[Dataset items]
==*==

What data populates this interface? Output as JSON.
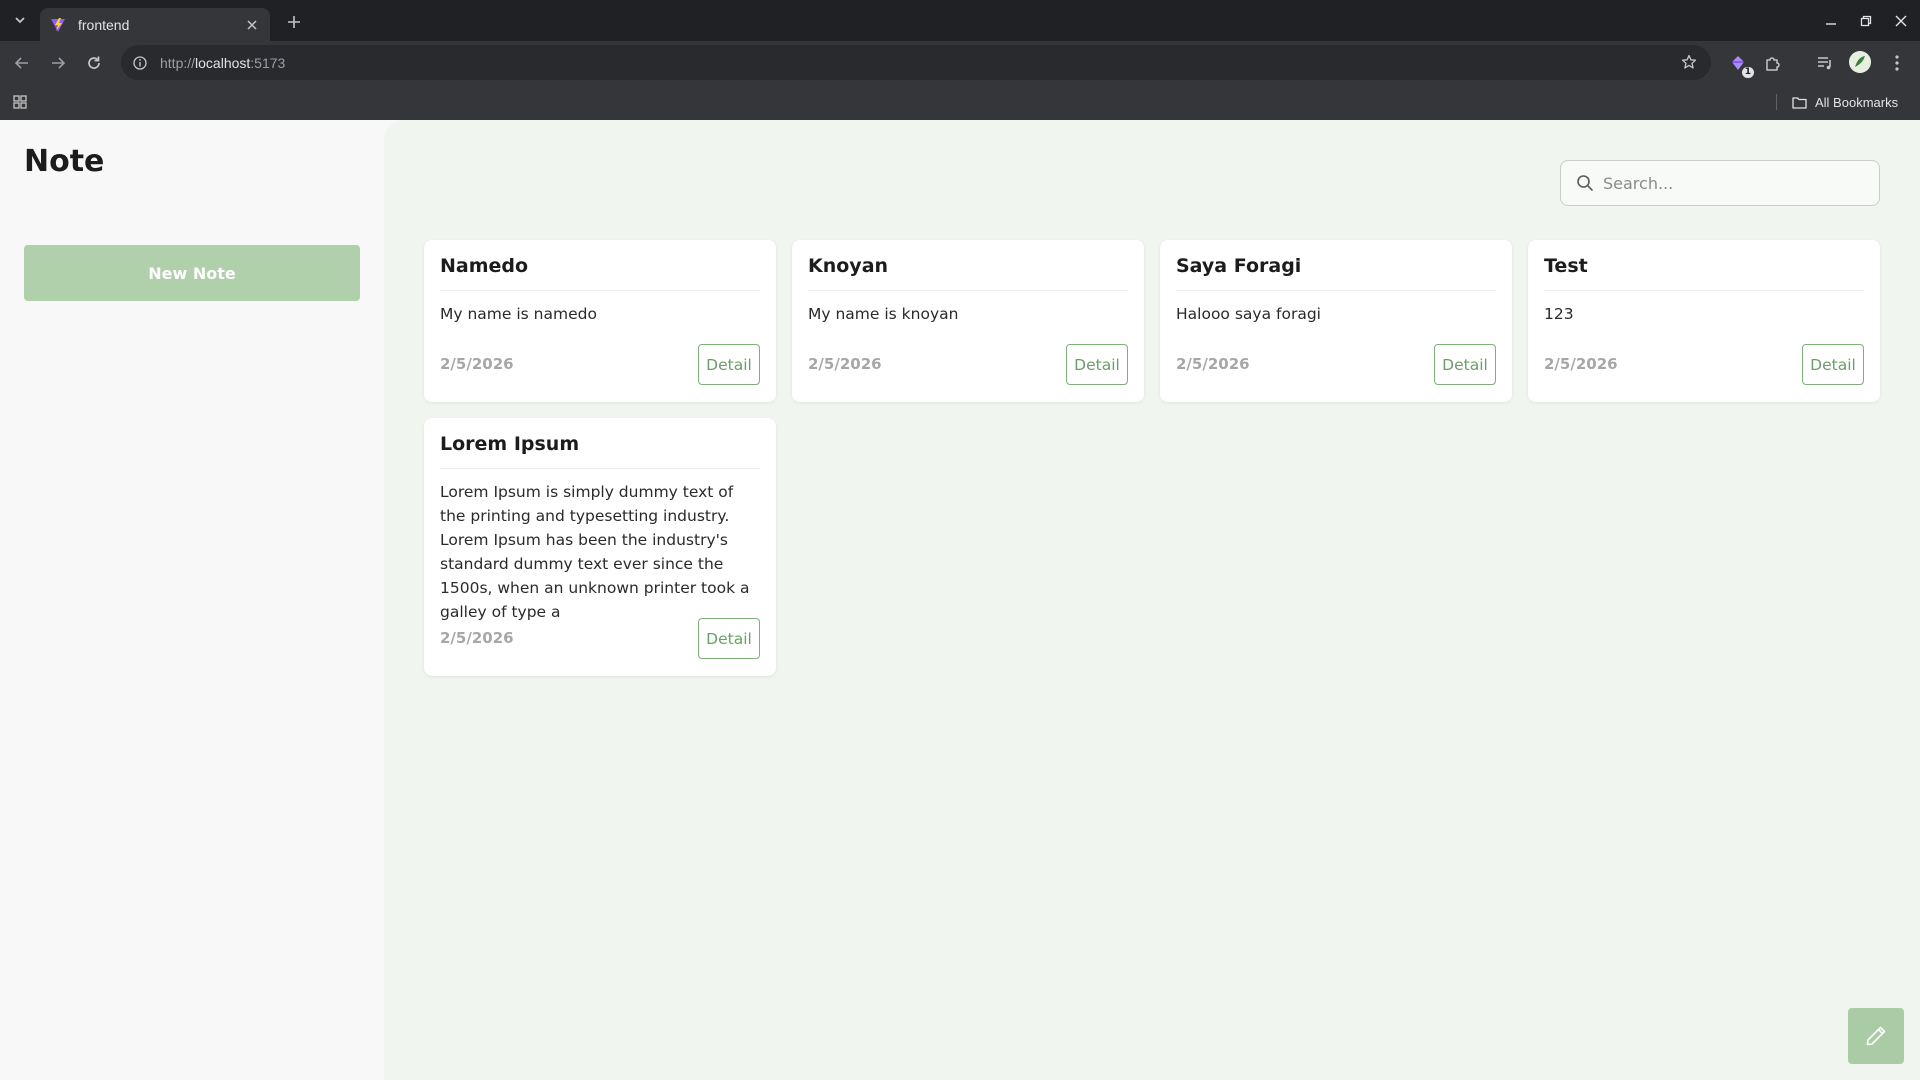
{
  "browser": {
    "tab_title": "frontend",
    "url_scheme": "http://",
    "url_host": "localhost",
    "url_port": ":5173",
    "extension_badge": "1",
    "bookmarks_label": "All Bookmarks"
  },
  "sidebar": {
    "title": "Note",
    "new_note_label": "New Note"
  },
  "search": {
    "placeholder": "Search..."
  },
  "notes": [
    {
      "title": "Namedo",
      "body": "My name is namedo",
      "date": "2/5/2026",
      "action": "Detail"
    },
    {
      "title": "Knoyan",
      "body": "My name is knoyan",
      "date": "2/5/2026",
      "action": "Detail"
    },
    {
      "title": "Saya Foragi",
      "body": "Halooo saya foragi",
      "date": "2/5/2026",
      "action": "Detail"
    },
    {
      "title": "Test",
      "body": "123",
      "date": "2/5/2026",
      "action": "Detail"
    },
    {
      "title": "Lorem Ipsum",
      "body": "Lorem Ipsum is simply dummy text of the printing and typesetting industry. Lorem Ipsum has been the industry's standard dummy text ever since the 1500s, when an unknown printer took a galley of type a",
      "date": "2/5/2026",
      "action": "Detail"
    }
  ],
  "colors": {
    "accent": "#6aa165",
    "new_note_bg": "#b0cfab",
    "main_bg": "#f0f5ef",
    "sidebar_bg": "#f7f8f7"
  },
  "icons": {
    "fab": "pencil-icon",
    "search": "search-icon"
  }
}
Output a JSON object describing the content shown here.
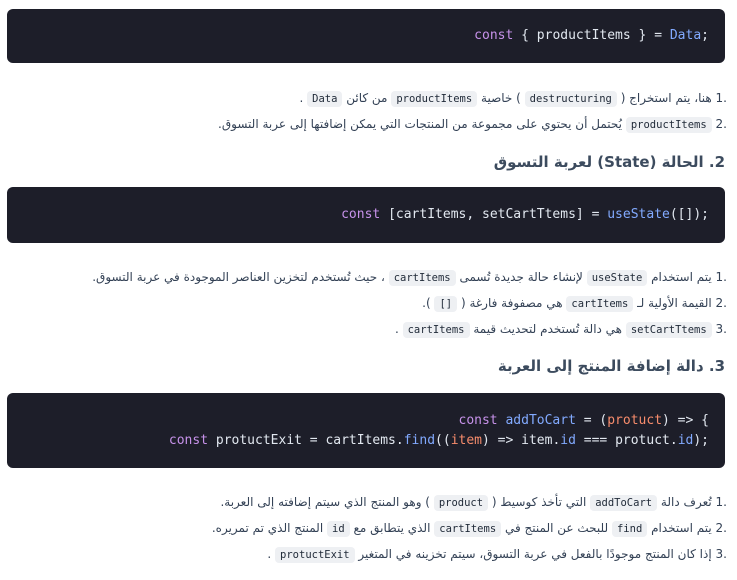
{
  "code1": {
    "kw": "const",
    "rest": " { productItems } = ",
    "data": "Data",
    "end": ";"
  },
  "list1": [
    {
      "num": ".1",
      "pre": "هنا، يتم استخراج (",
      "code1": "destructuring",
      "mid": ") خاصية",
      "code2": "productItems",
      "mid2": "من كائن",
      "code3": "Data",
      "end": "."
    },
    {
      "num": ".2",
      "code1": "productItems",
      "text": "يُحتمل أن يحتوي على مجموعة من المنتجات التي يمكن إضافتها إلى عربة التسوق."
    }
  ],
  "heading2": "2. الحالة (State) لعربة التسوق",
  "code2": {
    "kw": "const",
    "rest": " [cartItems, setCartTtems] = ",
    "fn": "useState",
    "args": "([]);"
  },
  "list2": [
    {
      "num": ".1",
      "pre": "يتم استخدام",
      "code1": "useState",
      "mid": "لإنشاء حالة جديدة تُسمى",
      "code2": "cartItems",
      "end": "، حيث تُستخدم لتخزين العناصر الموجودة في عربة التسوق."
    },
    {
      "num": ".2",
      "pre": "القيمة الأولية لـ",
      "code1": "cartItems",
      "mid": "هي مصفوفة فارغة (",
      "code2": "[]",
      "end": ")."
    },
    {
      "num": ".3",
      "code1": "setCartTtems",
      "mid": "هي دالة تُستخدم لتحديث قيمة",
      "code2": "cartItems",
      "end": "."
    }
  ],
  "heading3": "3. دالة إضافة المنتج إلى العربة",
  "code3": {
    "l1_kw": "const",
    "l1_fn": "addToCart",
    "l1_mid": " = (",
    "l1_param": "protuct",
    "l1_end": ") => {",
    "l2_kw": "const",
    "l2_a": " protuctExit = cartItems.",
    "l2_fn": "find",
    "l2_b": "((",
    "l2_param": "item",
    "l2_c": ") => item.",
    "l2_id1": "id",
    "l2_d": " === protuct.",
    "l2_id2": "id",
    "l2_e": ");"
  },
  "list3": [
    {
      "num": ".1",
      "pre": "تُعرف دالة",
      "code1": "addToCart",
      "mid": "التي تأخذ كوسيط (",
      "code2": "product",
      "end": ") وهو المنتج الذي سيتم إضافته إلى العربة."
    },
    {
      "num": ".2",
      "pre": "يتم استخدام",
      "code1": "find",
      "mid": "للبحث عن المنتج في",
      "code2": "cartItems",
      "mid2": "الذي يتطابق مع",
      "code3": "id",
      "end": "المنتج الذي تم تمريره."
    },
    {
      "num": ".3",
      "pre": "إذا كان المنتج موجودًا بالفعل في عربة التسوق، سيتم تخزينه في المتغير",
      "code1": "protuctExit",
      "end": "."
    }
  ]
}
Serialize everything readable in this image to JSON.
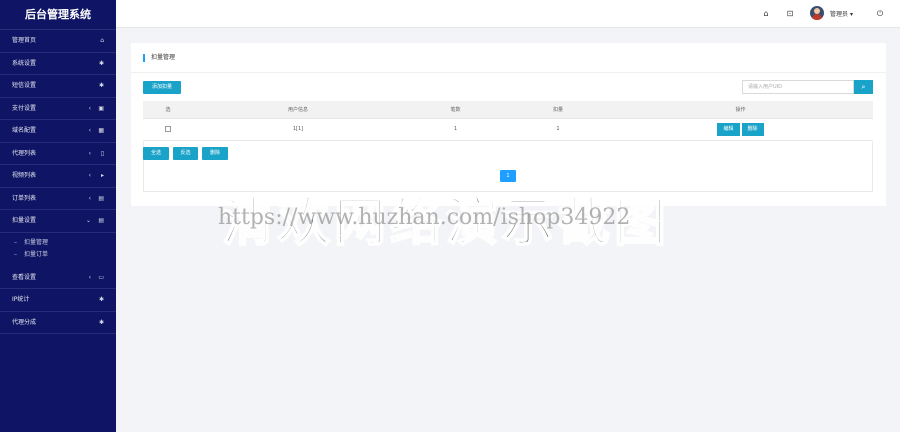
{
  "app": {
    "title": "后台管理系统"
  },
  "sidebar": {
    "items": [
      {
        "label": "管理首页",
        "icon": "home-icon",
        "glyph": "⌂",
        "arrow": ""
      },
      {
        "label": "系统设置",
        "icon": "gear-icon",
        "glyph": "✱",
        "arrow": ""
      },
      {
        "label": "短信设置",
        "icon": "gear-icon",
        "glyph": "✱",
        "arrow": ""
      },
      {
        "label": "支付设置",
        "icon": "credit-card-icon",
        "glyph": "▣",
        "arrow": "‹"
      },
      {
        "label": "域名配置",
        "icon": "calendar-icon",
        "glyph": "▦",
        "arrow": "‹"
      },
      {
        "label": "代理列表",
        "icon": "mobile-icon",
        "glyph": "▯",
        "arrow": "‹"
      },
      {
        "label": "视频列表",
        "icon": "play-icon",
        "glyph": "▸",
        "arrow": "‹"
      },
      {
        "label": "订单列表",
        "icon": "list-icon",
        "glyph": "▤",
        "arrow": "‹"
      },
      {
        "label": "扣量设置",
        "icon": "list-icon",
        "glyph": "▤",
        "arrow": "⌄"
      }
    ],
    "sub_items": [
      {
        "label": "扣量管理"
      },
      {
        "label": "扣量订单"
      }
    ],
    "items_after": [
      {
        "label": "查看设置",
        "icon": "monitor-icon",
        "glyph": "▭",
        "arrow": "‹"
      },
      {
        "label": "IP统计",
        "icon": "gear-icon",
        "glyph": "✱",
        "arrow": ""
      },
      {
        "label": "代理分成",
        "icon": "gear-icon",
        "glyph": "✱",
        "arrow": ""
      }
    ]
  },
  "topbar": {
    "home_glyph": "⌂",
    "fullscreen_glyph": "⊡",
    "admin_label": "管理员",
    "caret": "▾",
    "power_glyph": "⏻"
  },
  "page": {
    "title": "扣量管理",
    "add_button": "添加扣量",
    "search_placeholder": "请输入用户UID",
    "search_glyph": "⌕"
  },
  "table": {
    "headers": [
      "选",
      "用户信息",
      "笔数",
      "扣量",
      "操作"
    ],
    "rows": [
      {
        "user": "1[1]",
        "count": "1",
        "deduct": "1",
        "edit": "编辑",
        "delete": "删除"
      }
    ]
  },
  "bulk": {
    "select_all": "全选",
    "invert": "反选",
    "delete": "删除"
  },
  "pagination": {
    "current": "1"
  },
  "watermark": {
    "big": "清欢网络演示截图",
    "url": "https://www.huzhan.com/ishop34922"
  }
}
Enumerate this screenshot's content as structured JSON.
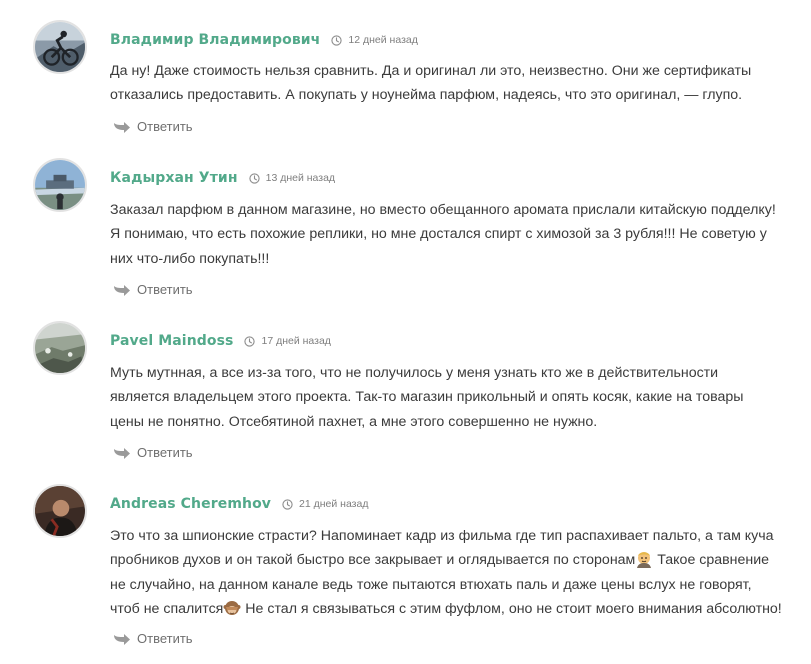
{
  "colors": {
    "author": "#52a98a",
    "text": "#3b3b3b",
    "meta": "#7e7e7e",
    "reply": "#6f6f6f"
  },
  "icons": {
    "time": "clock-icon",
    "reply": "reply-arrow-icon"
  },
  "comments": [
    {
      "author": "Владимир Владимирович",
      "time": "12 дней назад",
      "lines": [
        "Да ну! Даже стоимость нельзя сравнить. Да и оригинал ли это, неизвестно. Они же сертификаты",
        "отказались предоставить. А покупать у ноунейма парфюм, надеясь, что это оригинал, — глупо."
      ],
      "reply": "Ответить"
    },
    {
      "author": "Кадырхан Утин",
      "time": "13 дней назад",
      "lines": [
        "Заказал парфюм в данном магазине, но вместо обещанного аромата прислали китайскую подделку!",
        "Я понимаю, что есть похожие реплики, но мне достался спирт с химозой за 3 рубля!!! Не советую у",
        "них что-либо покупать!!!"
      ],
      "reply": "Ответить"
    },
    {
      "author": "Pavel Maindoss",
      "time": "17 дней назад",
      "lines": [
        "Муть мутнная, а все из-за того, что не получилось у меня узнать кто же в действительности",
        "является владельцем этого проекта. Так-то магазин прикольный и опять косяк, какие на товары",
        "цены не понятно. Отсебятиной пахнет, а мне этого совершенно не нужно."
      ],
      "reply": "Ответить"
    },
    {
      "author": "Andreas Cheremhov",
      "time": "21 дней назад",
      "lines": [
        "Это что за шпионские страсти? Напоминает кадр из фильма где тип распахивает пальто, а там куча",
        "пробников духов и он такой быстро все закрывает и оглядывается по сторонам",
        "Такое сравнение",
        "не случайно, на данном канале ведь тоже пытаются втюхать паль и даже цены вслух не говорят,",
        "чтоб не спалится",
        "Не стал я связываться с этим фуфлом, оно не стоит моего внимания абсолютно!"
      ],
      "emojis": [
        "man-emoji",
        "see-no-evil-monkey-emoji"
      ],
      "reply": "Ответить"
    }
  ]
}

==*==

## REQUIRED TASK
From the listing above, copy all lines holding the word "time".

## TASK RESPONSE
    "time": "clock-icon",
      "time": "12 дней назад",
      "time": "13 дней назад",
      "time": "17 дней назад",
      "time": "21 дней назад",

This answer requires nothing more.